-- STATED PROBLEM A --
In the post about the Coalition of Immokalee Workers and Publix, how much extra does the CIW ask the supermarket chain to pay for tomatoes?

-- PASSAGE SHOWN --

The CIW and Publix - Davids and Goliath

CIW Welcome sm

Last weekend a group from the Coalition of Immokalee Workers visited our house and we joined them at their protest at Publix, our area's largest supermarket chain. The CIW has approached the corporation asking that they join other large businesses in supporting fair labor practices for tomato pickers by doing the following:

  • Paying an additional penny a pound for tomatoes.
  • Implementing an enforceable code of conduct to ensure safe and fair working conditions, including zero tolerance for modern-day slavery.
  • Ensuring a voice for farm workers in monitoring improvements and reporting abuses.

The grinding poverty these folks live with has left them vulnerable to terrible abuses by employers. There have been seven cases of slavery convicted in the last twelve years - one less than a year ago. The support of big chains like Publix would go a long way in ensuring that this never happens again.

As a family and community, we look very forward to our visits from the CIW. They are kind and hardworking people, and their cause is so unquestionably just. What an irony that the folks who put food on our table cannot afford to feed their own families. And what a food system that ignores the human rights of one of its most vital components. It seems so simple - just a penny more a pound, and some basic human decency. 

CIW Soccer Break [640x480]
 Soccer break after breakfast

Truth be told, we don't shop at Publix very often these days, preferring to patronize a small grocer that sells local food. But I have often in the past, and most of the folks I know here in Gainesville do. I am sending the following letter to the mangers of our local Publixes and to the corporate office. If you live near one, will you consider doing so as well? Also, if you can, please take a moment to listen to CIW member Gerardo's eloquent and moving plea for justice last Sunday at a local church (it's between minutes 29 and 35 if you don't want to listen to the whole service :)).

-- RECORD EXTRACTS --

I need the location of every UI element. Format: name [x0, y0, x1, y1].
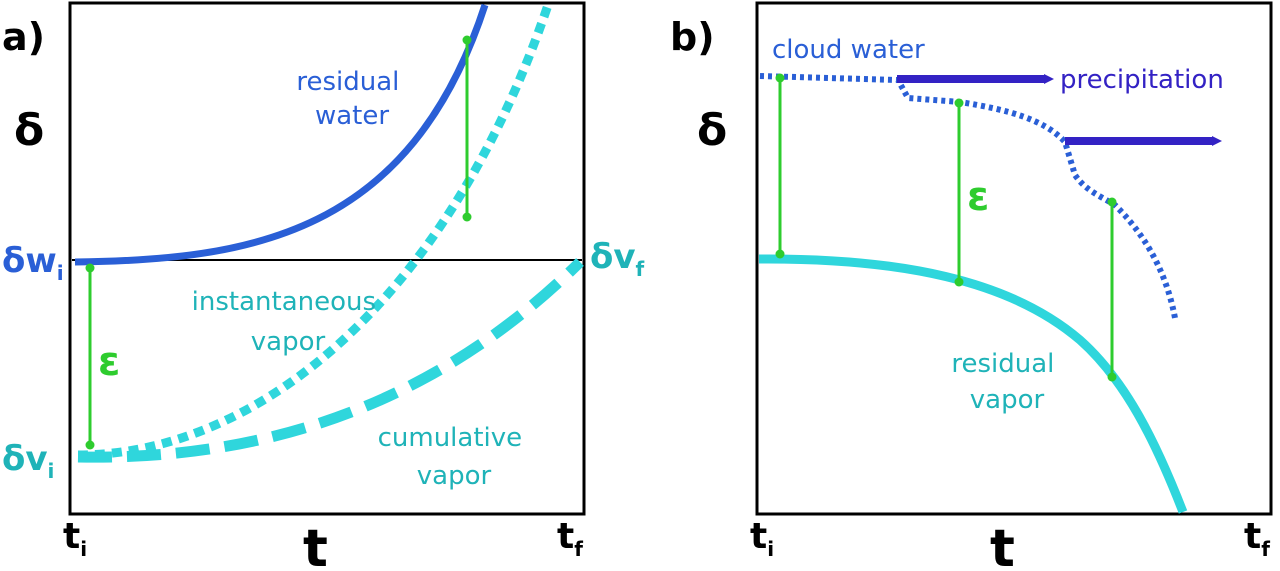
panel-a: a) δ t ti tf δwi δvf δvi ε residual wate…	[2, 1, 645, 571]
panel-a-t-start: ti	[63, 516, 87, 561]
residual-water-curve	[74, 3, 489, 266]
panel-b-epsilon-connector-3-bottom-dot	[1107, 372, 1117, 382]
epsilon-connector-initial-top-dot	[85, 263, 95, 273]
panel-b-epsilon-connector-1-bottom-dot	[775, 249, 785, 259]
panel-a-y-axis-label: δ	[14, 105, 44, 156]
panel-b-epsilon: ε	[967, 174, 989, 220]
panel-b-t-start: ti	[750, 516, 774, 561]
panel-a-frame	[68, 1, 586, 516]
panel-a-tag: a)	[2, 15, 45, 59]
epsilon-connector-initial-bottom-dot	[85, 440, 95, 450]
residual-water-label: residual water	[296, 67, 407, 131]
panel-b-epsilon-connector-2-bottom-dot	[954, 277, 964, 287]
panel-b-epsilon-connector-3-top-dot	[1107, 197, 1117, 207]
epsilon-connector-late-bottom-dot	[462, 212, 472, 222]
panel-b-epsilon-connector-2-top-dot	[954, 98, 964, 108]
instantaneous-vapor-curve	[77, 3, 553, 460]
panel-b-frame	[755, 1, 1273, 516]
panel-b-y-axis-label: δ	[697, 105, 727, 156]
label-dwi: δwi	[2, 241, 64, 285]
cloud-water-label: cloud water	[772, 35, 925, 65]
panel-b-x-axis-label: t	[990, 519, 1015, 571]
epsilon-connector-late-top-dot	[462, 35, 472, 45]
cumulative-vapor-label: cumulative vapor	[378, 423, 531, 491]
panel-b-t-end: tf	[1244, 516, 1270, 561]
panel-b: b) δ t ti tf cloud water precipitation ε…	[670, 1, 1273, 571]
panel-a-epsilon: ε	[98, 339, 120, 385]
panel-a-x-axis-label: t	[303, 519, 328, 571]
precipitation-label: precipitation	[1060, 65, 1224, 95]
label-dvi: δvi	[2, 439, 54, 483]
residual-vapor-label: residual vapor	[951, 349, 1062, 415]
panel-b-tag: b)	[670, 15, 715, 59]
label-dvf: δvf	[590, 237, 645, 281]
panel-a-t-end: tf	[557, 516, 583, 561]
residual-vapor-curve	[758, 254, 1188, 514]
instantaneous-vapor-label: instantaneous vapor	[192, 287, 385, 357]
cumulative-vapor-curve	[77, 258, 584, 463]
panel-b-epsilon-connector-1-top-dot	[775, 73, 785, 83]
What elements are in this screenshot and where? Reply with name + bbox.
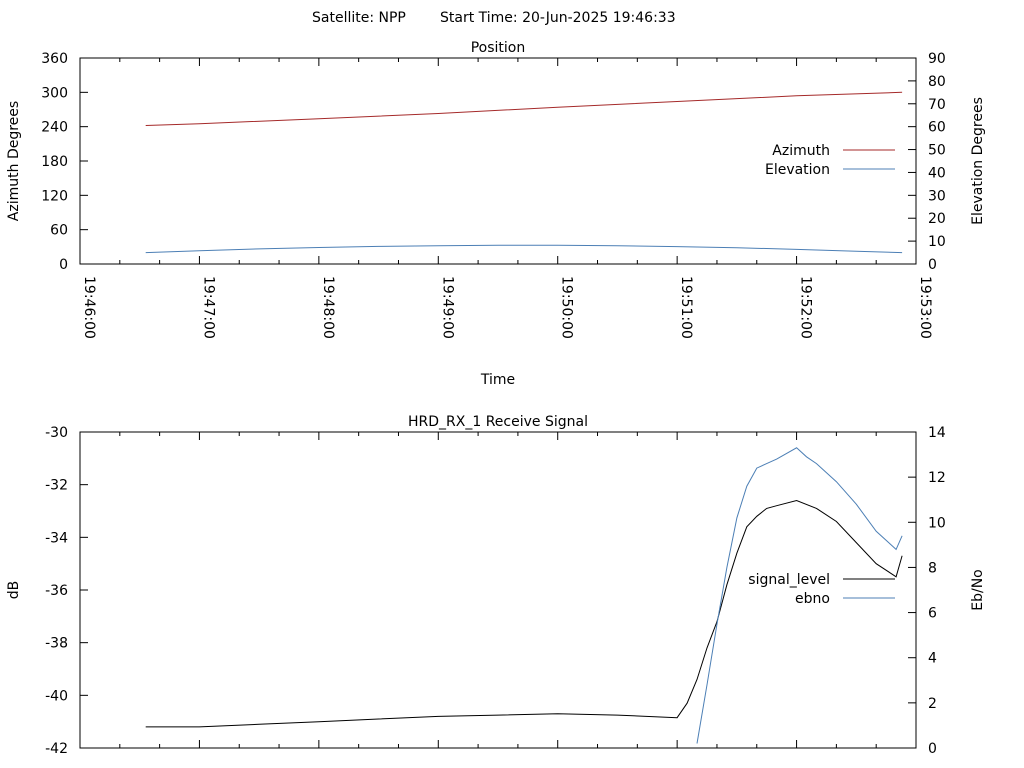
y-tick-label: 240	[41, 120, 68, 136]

-- STATED PROBLEM B --
Render the lines of the records from the one containing "panel-a: a) δ" through the one containing "516, 1270, 561]", both included, as a numbered list, skipping any blank lines.

-- OUTPUT A --
An additional penny a pound.

-- OUTPUT B --
1. panel-a: a) δ t ti tf δwi δvf δvi ε residual wate…	[2, 1, 645, 571]
2. panel-a-t-start: ti	[63, 516, 87, 561]
3. residual-water-curve	[74, 3, 489, 266]
4. panel-b-epsilon-connector-3-bottom-dot	[1107, 372, 1117, 382]
5. epsilon-connector-initial-top-dot	[85, 263, 95, 273]
6. panel-b-epsilon-connector-1-bottom-dot	[775, 249, 785, 259]
7. panel-a-y-axis-label: δ	[14, 105, 44, 156]
8. panel-b-epsilon: ε	[967, 174, 989, 220]
9. panel-b-t-start: ti	[750, 516, 774, 561]
10. panel-a-frame	[68, 1, 586, 516]
11. panel-a-tag: a)	[2, 15, 45, 59]
12. epsilon-connector-initial-bottom-dot	[85, 440, 95, 450]
13. residual-water-label: residual water	[296, 67, 407, 131]
14. panel-b-epsilon-connector-2-bottom-dot	[954, 277, 964, 287]
15. panel-b-epsilon-connector-3-top-dot	[1107, 197, 1117, 207]
16. epsilon-connector-late-bottom-dot	[462, 212, 472, 222]
17. panel-b-epsilon-connector-2-top-dot	[954, 98, 964, 108]
18. instantaneous-vapor-curve	[77, 3, 553, 460]
19. panel-b-frame	[755, 1, 1273, 516]
20. panel-b-y-axis-label: δ	[697, 105, 727, 156]
21. label-dwi: δwi	[2, 241, 64, 285]
22. cloud-water-label: cloud water	[772, 35, 925, 65]
23. panel-b-x-axis-label: t	[990, 519, 1015, 571]
24. epsilon-connector-late-top-dot	[462, 35, 472, 45]
25. cumulative-vapor-label: cumulative vapor	[378, 423, 531, 491]
26. panel-b-t-end: tf	[1244, 516, 1270, 561]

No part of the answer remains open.